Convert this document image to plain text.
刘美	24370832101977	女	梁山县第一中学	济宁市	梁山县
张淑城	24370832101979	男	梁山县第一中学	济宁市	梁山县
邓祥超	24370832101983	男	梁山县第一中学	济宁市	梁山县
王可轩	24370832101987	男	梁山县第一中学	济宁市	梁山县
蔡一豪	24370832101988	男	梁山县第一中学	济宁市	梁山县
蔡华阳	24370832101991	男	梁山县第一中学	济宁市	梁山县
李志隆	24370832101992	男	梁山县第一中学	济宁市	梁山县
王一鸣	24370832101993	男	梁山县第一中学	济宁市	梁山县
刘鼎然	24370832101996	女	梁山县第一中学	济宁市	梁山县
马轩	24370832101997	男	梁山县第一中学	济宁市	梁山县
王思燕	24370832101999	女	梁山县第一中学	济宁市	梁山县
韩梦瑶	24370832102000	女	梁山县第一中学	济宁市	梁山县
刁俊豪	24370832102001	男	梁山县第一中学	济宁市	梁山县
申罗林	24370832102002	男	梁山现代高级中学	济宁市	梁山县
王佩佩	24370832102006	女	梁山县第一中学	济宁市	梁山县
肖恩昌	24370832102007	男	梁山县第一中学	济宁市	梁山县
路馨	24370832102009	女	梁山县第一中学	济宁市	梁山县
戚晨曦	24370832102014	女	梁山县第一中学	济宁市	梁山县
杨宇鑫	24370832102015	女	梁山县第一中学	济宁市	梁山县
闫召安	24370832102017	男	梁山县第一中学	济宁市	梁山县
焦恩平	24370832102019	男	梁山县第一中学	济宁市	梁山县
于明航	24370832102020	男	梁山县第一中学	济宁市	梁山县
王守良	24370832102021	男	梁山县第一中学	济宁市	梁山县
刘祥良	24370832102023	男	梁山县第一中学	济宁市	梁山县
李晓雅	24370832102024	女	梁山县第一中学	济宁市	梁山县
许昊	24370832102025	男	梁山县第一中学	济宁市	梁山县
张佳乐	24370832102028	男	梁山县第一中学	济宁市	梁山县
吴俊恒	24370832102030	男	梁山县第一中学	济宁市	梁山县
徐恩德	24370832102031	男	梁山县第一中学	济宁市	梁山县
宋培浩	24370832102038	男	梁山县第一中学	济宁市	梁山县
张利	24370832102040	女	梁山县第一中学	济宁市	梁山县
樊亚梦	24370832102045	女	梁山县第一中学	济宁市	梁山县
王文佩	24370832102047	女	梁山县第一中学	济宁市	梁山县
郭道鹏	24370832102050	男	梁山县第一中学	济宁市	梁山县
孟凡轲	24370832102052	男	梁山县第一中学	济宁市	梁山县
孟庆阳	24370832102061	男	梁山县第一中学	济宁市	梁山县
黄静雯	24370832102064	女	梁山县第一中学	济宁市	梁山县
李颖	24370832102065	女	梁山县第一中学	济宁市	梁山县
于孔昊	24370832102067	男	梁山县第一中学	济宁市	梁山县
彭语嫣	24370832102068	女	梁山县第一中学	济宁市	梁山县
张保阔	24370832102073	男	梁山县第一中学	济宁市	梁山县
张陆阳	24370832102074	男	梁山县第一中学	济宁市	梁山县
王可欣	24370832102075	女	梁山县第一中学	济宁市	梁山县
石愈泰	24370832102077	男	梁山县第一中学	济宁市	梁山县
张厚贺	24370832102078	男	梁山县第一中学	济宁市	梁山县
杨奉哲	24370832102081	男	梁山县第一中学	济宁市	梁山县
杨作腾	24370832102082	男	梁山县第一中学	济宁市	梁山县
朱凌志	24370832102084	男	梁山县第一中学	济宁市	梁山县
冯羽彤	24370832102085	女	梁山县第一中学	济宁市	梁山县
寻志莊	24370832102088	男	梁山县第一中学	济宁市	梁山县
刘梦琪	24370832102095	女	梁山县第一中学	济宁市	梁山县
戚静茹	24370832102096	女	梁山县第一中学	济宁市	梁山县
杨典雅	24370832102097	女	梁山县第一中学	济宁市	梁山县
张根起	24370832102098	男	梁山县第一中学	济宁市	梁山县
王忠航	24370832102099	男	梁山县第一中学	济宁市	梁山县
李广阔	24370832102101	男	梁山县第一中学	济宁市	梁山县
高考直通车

########

### What is required
Extract the full listing above without altering anything.

### Response to this exercise
Convert this document image to plain text.
刘美	24370832101977	女	梁山县第一中学	济宁市	梁山县
张淑城	24370832101979	男	梁山县第一中学	济宁市	梁山县
邓祥超	24370832101983	男	梁山县第一中学	济宁市	梁山县
王可轩	24370832101987	男	梁山县第一中学	济宁市	梁山县
蔡一豪	24370832101988	男	梁山县第一中学	济宁市	梁山县
蔡华阳	24370832101991	男	梁山县第一中学	济宁市	梁山县
李志隆	24370832101992	男	梁山县第一中学	济宁市	梁山县
王一鸣	24370832101993	男	梁山县第一中学	济宁市	梁山县
刘鼎然	24370832101996	女	梁山县第一中学	济宁市	梁山县
马轩	24370832101997	男	梁山县第一中学	济宁市	梁山县
王思燕	24370832101999	女	梁山县第一中学	济宁市	梁山县
韩梦瑶	24370832102000	女	梁山县第一中学	济宁市	梁山县
刁俊豪	24370832102001	男	梁山县第一中学	济宁市	梁山县
申罗林	24370832102002	男	梁山现代高级中学	济宁市	梁山县
王佩佩	24370832102006	女	梁山县第一中学	济宁市	梁山县
肖恩昌	24370832102007	男	梁山县第一中学	济宁市	梁山县
路馨	24370832102009	女	梁山县第一中学	济宁市	梁山县
戚晨曦	24370832102014	女	梁山县第一中学	济宁市	梁山县
杨宇鑫	24370832102015	女	梁山县第一中学	济宁市	梁山县
闫召安	24370832102017	男	梁山县第一中学	济宁市	梁山县
焦恩平	24370832102019	男	梁山县第一中学	济宁市	梁山县
于明航	24370832102020	男	梁山县第一中学	济宁市	梁山县
王守良	24370832102021	男	梁山县第一中学	济宁市	梁山县
刘祥良	24370832102023	男	梁山县第一中学	济宁市	梁山县
李晓雅	24370832102024	女	梁山县第一中学	济宁市	梁山县
许昊	24370832102025	男	梁山县第一中学	济宁市	梁山县
张佳乐	24370832102028	男	梁山县第一中学	济宁市	梁山县
吴俊恒	24370832102030	男	梁山县第一中学	济宁市	梁山县
徐恩德	24370832102031	男	梁山县第一中学	济宁市	梁山县
宋培浩	24370832102038	男	梁山县第一中学	济宁市	梁山县
张利	24370832102040	女	梁山县第一中学	济宁市	梁山县
樊亚梦	24370832102045	女	梁山县第一中学	济宁市	梁山县
王文佩	24370832102047	女	梁山县第一中学	济宁市	梁山县
郭道鹏	24370832102050	男	梁山县第一中学	济宁市	梁山县
孟凡轲	24370832102052	男	梁山县第一中学	济宁市	梁山县
孟庆阳	24370832102061	男	梁山县第一中学	济宁市	梁山县
黄静雯	24370832102064	女	梁山县第一中学	济宁市	梁山县
李颖	24370832102065	女	梁山县第一中学	济宁市	梁山县
于孔昊	24370832102067	男	梁山县第一中学	济宁市	梁山县
彭语嫣	24370832102068	女	梁山县第一中学	济宁市	梁山县
张保阔	24370832102073	男	梁山县第一中学	济宁市	梁山县
张陆阳	24370832102074	男	梁山县第一中学	济宁市	梁山县
王可欣	24370832102075	女	梁山县第一中学	济宁市	梁山县
石愈泰	24370832102077	男	梁山县第一中学	济宁市	梁山县
张厚贺	24370832102078	男	梁山县第一中学	济宁市	梁山县
杨奉哲	24370832102081	男	梁山县第一中学	济宁市	梁山县
杨作腾	24370832102082	男	梁山县第一中学	济宁市	梁山县
朱凌志	24370832102084	男	梁山县第一中学	济宁市	梁山县
冯羽彤	24370832102085	女	梁山县第一中学	济宁市	梁山县
寻志莊	24370832102088	男	梁山县第一中学	济宁市	梁山县
刘梦琪	24370832102095	女	梁山县第一中学	济宁市	梁山县
戚静茹	24370832102096	女	梁山县第一中学	济宁市	梁山县
杨典雅	24370832102097	女	梁山县第一中学	济宁市	梁山县
张根起	24370832102098	男	梁山县第一中学	济宁市	梁山县
王忠航	24370832102099	男	梁山县第一中学	济宁市	梁山县
李广阔	24370832102101	男	梁山县第一中学	济宁市	梁山县
高考直通车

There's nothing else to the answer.